### WORK TO COMPLETE
Quote the data below word for word, beginning at the line that contains "Element localization: list" and stopping after the line that contains "y-tick-label: 75 (49, 472, 66, 484)".

### ENTRIES PROVIDED
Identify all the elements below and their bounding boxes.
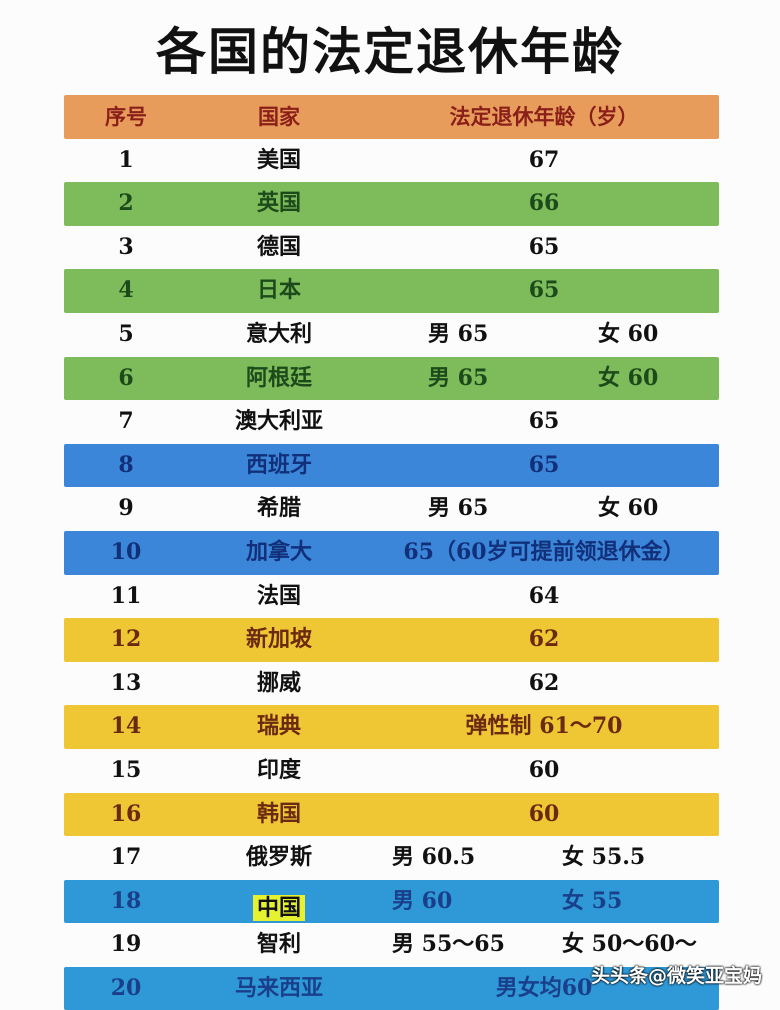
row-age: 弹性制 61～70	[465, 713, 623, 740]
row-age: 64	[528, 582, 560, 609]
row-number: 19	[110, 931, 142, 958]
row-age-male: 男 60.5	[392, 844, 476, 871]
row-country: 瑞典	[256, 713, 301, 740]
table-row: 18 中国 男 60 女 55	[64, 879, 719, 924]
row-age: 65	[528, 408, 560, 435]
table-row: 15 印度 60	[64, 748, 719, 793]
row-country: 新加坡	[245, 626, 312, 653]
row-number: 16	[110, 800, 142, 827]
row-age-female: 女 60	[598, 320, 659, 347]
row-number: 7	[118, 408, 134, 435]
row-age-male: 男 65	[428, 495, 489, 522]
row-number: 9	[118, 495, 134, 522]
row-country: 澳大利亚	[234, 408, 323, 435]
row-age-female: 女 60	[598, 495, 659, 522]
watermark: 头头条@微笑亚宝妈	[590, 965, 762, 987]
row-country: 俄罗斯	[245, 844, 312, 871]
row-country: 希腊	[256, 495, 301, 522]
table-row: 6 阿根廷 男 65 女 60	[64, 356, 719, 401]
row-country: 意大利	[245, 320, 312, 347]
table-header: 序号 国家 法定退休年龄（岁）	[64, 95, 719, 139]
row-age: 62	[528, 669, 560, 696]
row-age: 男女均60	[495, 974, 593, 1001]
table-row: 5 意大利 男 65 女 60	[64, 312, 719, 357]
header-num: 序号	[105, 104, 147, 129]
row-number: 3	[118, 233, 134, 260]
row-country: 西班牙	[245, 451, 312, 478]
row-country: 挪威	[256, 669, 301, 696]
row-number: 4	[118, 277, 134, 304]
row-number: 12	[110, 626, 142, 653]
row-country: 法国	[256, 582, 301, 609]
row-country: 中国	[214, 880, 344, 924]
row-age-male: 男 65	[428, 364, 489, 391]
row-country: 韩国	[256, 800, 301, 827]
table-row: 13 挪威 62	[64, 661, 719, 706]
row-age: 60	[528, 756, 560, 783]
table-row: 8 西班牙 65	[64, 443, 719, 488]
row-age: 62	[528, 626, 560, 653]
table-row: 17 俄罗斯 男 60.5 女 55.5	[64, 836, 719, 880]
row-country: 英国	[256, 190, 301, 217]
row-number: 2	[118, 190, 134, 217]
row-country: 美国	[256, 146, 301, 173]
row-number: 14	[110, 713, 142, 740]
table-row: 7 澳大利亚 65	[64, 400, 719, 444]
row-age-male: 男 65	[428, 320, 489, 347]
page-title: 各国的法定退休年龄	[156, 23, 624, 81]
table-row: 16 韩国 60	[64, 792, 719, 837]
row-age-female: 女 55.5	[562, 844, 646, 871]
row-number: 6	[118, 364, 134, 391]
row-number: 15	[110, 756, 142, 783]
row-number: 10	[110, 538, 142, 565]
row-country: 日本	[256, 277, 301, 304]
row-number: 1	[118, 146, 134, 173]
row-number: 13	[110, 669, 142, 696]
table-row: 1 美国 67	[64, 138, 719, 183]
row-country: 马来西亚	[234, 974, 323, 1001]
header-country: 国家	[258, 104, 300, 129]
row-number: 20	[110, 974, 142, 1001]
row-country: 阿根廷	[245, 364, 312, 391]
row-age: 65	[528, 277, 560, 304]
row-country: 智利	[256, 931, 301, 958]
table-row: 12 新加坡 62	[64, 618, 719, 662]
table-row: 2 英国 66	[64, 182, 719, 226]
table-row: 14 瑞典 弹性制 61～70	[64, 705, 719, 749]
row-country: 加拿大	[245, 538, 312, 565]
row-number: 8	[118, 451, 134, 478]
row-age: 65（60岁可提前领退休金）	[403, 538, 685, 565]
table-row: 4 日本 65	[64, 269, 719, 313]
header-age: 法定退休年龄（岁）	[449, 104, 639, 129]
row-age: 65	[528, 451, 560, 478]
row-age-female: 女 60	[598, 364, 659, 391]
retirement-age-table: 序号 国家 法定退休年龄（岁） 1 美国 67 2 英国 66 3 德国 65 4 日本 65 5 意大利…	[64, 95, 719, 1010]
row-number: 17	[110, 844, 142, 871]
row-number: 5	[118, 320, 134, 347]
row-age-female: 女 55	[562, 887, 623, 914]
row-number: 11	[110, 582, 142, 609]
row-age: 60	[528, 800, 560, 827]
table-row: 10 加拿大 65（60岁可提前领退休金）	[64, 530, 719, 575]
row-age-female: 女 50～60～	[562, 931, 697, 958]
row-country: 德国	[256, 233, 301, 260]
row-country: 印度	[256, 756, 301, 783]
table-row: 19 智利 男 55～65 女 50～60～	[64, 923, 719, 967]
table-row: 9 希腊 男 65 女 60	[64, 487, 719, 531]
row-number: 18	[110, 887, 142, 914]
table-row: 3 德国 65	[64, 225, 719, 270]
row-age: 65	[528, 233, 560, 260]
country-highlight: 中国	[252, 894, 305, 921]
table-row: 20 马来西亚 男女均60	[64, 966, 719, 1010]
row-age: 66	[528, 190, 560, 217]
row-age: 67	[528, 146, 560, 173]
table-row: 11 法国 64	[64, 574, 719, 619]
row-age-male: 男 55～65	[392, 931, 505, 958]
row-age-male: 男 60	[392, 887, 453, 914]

...

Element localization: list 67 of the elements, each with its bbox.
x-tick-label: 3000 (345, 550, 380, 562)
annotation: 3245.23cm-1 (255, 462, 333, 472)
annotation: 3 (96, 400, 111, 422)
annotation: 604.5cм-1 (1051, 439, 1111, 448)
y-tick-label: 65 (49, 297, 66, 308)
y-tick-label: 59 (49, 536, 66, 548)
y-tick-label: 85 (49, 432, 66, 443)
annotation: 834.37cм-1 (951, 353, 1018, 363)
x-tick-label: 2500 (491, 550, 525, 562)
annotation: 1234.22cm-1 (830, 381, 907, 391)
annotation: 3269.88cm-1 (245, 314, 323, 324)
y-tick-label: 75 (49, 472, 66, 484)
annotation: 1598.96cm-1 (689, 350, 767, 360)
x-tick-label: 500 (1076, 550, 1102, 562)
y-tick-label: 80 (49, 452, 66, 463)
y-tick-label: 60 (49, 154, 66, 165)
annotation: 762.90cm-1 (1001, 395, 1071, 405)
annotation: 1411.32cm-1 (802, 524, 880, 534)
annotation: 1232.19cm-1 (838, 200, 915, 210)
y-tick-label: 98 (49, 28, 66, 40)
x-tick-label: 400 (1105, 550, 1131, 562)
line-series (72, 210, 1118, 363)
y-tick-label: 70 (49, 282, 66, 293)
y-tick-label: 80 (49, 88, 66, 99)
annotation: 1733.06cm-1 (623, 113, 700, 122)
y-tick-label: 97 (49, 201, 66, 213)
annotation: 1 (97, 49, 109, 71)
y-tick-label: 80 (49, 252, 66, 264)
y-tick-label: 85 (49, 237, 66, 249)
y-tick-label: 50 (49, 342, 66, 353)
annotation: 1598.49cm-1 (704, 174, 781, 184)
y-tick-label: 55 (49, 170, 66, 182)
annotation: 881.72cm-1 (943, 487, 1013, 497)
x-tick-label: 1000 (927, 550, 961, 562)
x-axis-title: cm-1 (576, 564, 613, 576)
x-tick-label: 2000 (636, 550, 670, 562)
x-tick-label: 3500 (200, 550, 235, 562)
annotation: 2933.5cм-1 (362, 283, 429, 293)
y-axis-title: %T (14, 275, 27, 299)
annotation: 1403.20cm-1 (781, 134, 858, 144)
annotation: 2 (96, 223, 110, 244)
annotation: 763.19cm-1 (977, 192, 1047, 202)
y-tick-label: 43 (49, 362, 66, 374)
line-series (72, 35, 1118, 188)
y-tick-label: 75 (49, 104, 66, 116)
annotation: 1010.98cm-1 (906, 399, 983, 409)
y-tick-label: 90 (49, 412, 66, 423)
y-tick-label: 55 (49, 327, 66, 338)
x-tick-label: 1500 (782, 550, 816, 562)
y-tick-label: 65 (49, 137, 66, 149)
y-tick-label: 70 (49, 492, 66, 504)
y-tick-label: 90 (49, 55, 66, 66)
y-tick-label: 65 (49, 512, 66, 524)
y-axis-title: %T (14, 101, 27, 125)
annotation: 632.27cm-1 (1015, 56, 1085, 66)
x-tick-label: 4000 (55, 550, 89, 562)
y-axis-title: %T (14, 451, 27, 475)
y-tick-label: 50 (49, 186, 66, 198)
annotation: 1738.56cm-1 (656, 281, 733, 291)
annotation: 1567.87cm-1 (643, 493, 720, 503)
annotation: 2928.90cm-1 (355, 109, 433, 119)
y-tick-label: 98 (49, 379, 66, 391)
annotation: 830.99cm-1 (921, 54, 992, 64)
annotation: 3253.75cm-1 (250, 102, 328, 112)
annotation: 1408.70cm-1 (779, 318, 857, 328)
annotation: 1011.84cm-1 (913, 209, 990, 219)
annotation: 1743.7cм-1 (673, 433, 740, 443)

### THE RESPONSE
Element localization: list 67 of the elements, each with its bbox.
x-tick-label: 3000 (345, 550, 380, 562)
annotation: 3245.23cm-1 (255, 462, 333, 472)
annotation: 3 (96, 400, 111, 422)
annotation: 604.5cм-1 (1051, 439, 1111, 448)
y-tick-label: 65 (49, 297, 66, 308)
y-tick-label: 59 (49, 536, 66, 548)
y-tick-label: 85 (49, 432, 66, 443)
annotation: 834.37cм-1 (951, 353, 1018, 363)
x-tick-label: 2500 (491, 550, 525, 562)
annotation: 1234.22cm-1 (830, 381, 907, 391)
annotation: 3269.88cm-1 (245, 314, 323, 324)
y-tick-label: 75 (49, 472, 66, 484)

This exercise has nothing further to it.